◆ **The exercise**:
Pictures don't belong in the copy; print all the records exactly.

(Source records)
==================================================

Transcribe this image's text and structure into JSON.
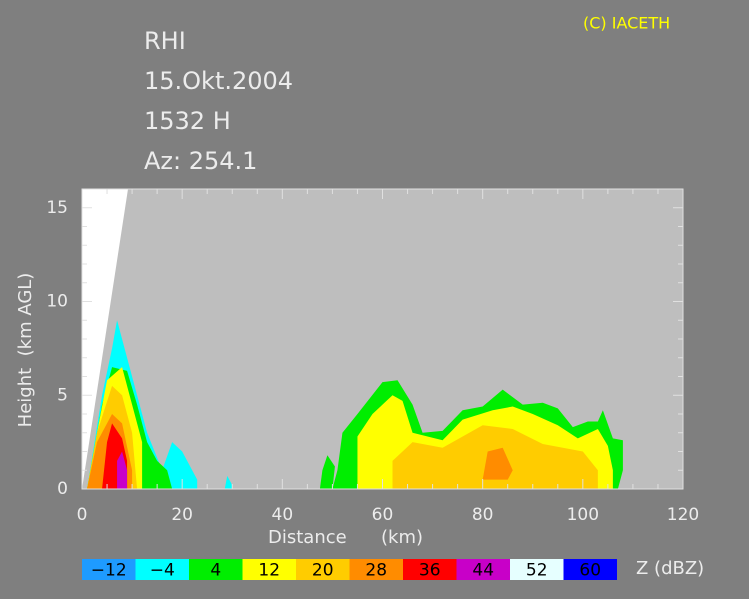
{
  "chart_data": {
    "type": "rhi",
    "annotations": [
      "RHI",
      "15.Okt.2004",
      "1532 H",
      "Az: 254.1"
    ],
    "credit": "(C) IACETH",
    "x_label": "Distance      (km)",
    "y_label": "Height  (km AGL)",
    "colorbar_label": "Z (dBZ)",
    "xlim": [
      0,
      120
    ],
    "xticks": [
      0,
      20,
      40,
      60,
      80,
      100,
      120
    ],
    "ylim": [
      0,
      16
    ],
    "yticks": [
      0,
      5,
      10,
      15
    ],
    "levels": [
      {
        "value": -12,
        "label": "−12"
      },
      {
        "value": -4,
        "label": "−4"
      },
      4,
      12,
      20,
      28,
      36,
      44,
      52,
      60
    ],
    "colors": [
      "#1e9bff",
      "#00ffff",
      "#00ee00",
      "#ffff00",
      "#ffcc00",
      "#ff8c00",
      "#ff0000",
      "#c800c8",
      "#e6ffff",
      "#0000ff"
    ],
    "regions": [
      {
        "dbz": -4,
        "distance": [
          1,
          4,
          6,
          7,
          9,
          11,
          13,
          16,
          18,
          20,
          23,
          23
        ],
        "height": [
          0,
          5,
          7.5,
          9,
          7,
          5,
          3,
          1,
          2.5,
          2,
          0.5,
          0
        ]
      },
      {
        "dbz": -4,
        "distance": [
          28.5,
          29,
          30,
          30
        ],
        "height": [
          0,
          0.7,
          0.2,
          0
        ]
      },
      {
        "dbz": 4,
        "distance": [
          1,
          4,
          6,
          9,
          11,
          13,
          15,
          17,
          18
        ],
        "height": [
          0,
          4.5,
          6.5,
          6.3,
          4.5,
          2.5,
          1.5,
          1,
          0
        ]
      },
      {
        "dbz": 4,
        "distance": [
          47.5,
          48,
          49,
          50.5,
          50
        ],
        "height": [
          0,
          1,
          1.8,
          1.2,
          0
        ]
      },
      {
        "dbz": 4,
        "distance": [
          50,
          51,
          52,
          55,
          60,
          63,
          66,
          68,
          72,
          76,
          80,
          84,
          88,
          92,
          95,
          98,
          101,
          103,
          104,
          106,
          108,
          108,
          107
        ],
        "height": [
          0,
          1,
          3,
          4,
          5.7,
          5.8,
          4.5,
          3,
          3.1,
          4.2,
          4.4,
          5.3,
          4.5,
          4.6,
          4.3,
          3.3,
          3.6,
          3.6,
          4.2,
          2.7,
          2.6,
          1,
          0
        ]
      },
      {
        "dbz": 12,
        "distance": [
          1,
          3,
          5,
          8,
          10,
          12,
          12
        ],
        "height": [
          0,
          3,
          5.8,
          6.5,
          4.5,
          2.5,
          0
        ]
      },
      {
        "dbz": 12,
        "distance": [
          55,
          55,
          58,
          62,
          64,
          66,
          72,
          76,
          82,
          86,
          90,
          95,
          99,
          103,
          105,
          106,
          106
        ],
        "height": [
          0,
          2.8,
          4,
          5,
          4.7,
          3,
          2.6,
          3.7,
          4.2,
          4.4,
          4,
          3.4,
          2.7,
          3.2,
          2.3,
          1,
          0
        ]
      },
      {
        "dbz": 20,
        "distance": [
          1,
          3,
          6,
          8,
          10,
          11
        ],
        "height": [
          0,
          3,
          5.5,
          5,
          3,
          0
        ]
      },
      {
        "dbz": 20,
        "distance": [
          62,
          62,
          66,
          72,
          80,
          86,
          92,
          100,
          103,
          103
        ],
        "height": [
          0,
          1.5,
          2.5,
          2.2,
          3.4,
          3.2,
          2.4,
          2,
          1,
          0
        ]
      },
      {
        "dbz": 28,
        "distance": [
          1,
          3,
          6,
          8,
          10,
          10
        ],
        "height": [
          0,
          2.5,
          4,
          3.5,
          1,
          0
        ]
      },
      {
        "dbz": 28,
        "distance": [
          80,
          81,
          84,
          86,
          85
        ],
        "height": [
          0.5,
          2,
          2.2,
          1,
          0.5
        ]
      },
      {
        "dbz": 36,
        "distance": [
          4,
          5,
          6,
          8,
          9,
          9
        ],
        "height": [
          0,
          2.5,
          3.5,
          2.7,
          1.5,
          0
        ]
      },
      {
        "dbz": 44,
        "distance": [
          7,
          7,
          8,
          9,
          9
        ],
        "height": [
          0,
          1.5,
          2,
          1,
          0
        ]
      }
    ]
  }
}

==================================================

◆ **Written response**:
Transcribe this image's text and structure into JSON.
{
  "chart_data": {
    "type": "rhi",
    "annotations": [
      "RHI",
      "15.Okt.2004",
      "1532 H",
      "Az: 254.1"
    ],
    "credit": "(C) IACETH",
    "x_label": "Distance      (km)",
    "y_label": "Height  (km AGL)",
    "colorbar_label": "Z (dBZ)",
    "xlim": [
      0,
      120
    ],
    "xticks": [
      0,
      20,
      40,
      60,
      80,
      100,
      120
    ],
    "ylim": [
      0,
      16
    ],
    "yticks": [
      0,
      5,
      10,
      15
    ],
    "levels": [
      {
        "value": -12,
        "label": "−12"
      },
      {
        "value": -4,
        "label": "−4"
      },
      4,
      12,
      20,
      28,
      36,
      44,
      52,
      60
    ],
    "colors": [
      "#1e9bff",
      "#00ffff",
      "#00ee00",
      "#ffff00",
      "#ffcc00",
      "#ff8c00",
      "#ff0000",
      "#c800c8",
      "#e6ffff",
      "#0000ff"
    ],
    "regions": [
      {
        "dbz": -4,
        "distance": [
          1,
          4,
          6,
          7,
          9,
          11,
          13,
          16,
          18,
          20,
          23,
          23
        ],
        "height": [
          0,
          5,
          7.5,
          9,
          7,
          5,
          3,
          1,
          2.5,
          2,
          0.5,
          0
        ]
      },
      {
        "dbz": -4,
        "distance": [
          28.5,
          29,
          30,
          30
        ],
        "height": [
          0,
          0.7,
          0.2,
          0
        ]
      },
      {
        "dbz": 4,
        "distance": [
          1,
          4,
          6,
          9,
          11,
          13,
          15,
          17,
          18
        ],
        "height": [
          0,
          4.5,
          6.5,
          6.3,
          4.5,
          2.5,
          1.5,
          1,
          0
        ]
      },
      {
        "dbz": 4,
        "distance": [
          47.5,
          48,
          49,
          50.5,
          50
        ],
        "height": [
          0,
          1,
          1.8,
          1.2,
          0
        ]
      },
      {
        "dbz": 4,
        "distance": [
          50,
          51,
          52,
          55,
          60,
          63,
          66,
          68,
          72,
          76,
          80,
          84,
          88,
          92,
          95,
          98,
          101,
          103,
          104,
          106,
          108,
          108,
          107
        ],
        "height": [
          0,
          1,
          3,
          4,
          5.7,
          5.8,
          4.5,
          3,
          3.1,
          4.2,
          4.4,
          5.3,
          4.5,
          4.6,
          4.3,
          3.3,
          3.6,
          3.6,
          4.2,
          2.7,
          2.6,
          1,
          0
        ]
      },
      {
        "dbz": 12,
        "distance": [
          1,
          3,
          5,
          8,
          10,
          12,
          12
        ],
        "height": [
          0,
          3,
          5.8,
          6.5,
          4.5,
          2.5,
          0
        ]
      },
      {
        "dbz": 12,
        "distance": [
          55,
          55,
          58,
          62,
          64,
          66,
          72,
          76,
          82,
          86,
          90,
          95,
          99,
          103,
          105,
          106,
          106
        ],
        "height": [
          0,
          2.8,
          4,
          5,
          4.7,
          3,
          2.6,
          3.7,
          4.2,
          4.4,
          4,
          3.4,
          2.7,
          3.2,
          2.3,
          1,
          0
        ]
      },
      {
        "dbz": 20,
        "distance": [
          1,
          3,
          6,
          8,
          10,
          11
        ],
        "height": [
          0,
          3,
          5.5,
          5,
          3,
          0
        ]
      },
      {
        "dbz": 20,
        "distance": [
          62,
          62,
          66,
          72,
          80,
          86,
          92,
          100,
          103,
          103
        ],
        "height": [
          0,
          1.5,
          2.5,
          2.2,
          3.4,
          3.2,
          2.4,
          2,
          1,
          0
        ]
      },
      {
        "dbz": 28,
        "distance": [
          1,
          3,
          6,
          8,
          10,
          10
        ],
        "height": [
          0,
          2.5,
          4,
          3.5,
          1,
          0
        ]
      },
      {
        "dbz": 28,
        "distance": [
          80,
          81,
          84,
          86,
          85
        ],
        "height": [
          0.5,
          2,
          2.2,
          1,
          0.5
        ]
      },
      {
        "dbz": 36,
        "distance": [
          4,
          5,
          6,
          8,
          9,
          9
        ],
        "height": [
          0,
          2.5,
          3.5,
          2.7,
          1.5,
          0
        ]
      },
      {
        "dbz": 44,
        "distance": [
          7,
          7,
          8,
          9,
          9
        ],
        "height": [
          0,
          1.5,
          2,
          1,
          0
        ]
      }
    ]
  }
}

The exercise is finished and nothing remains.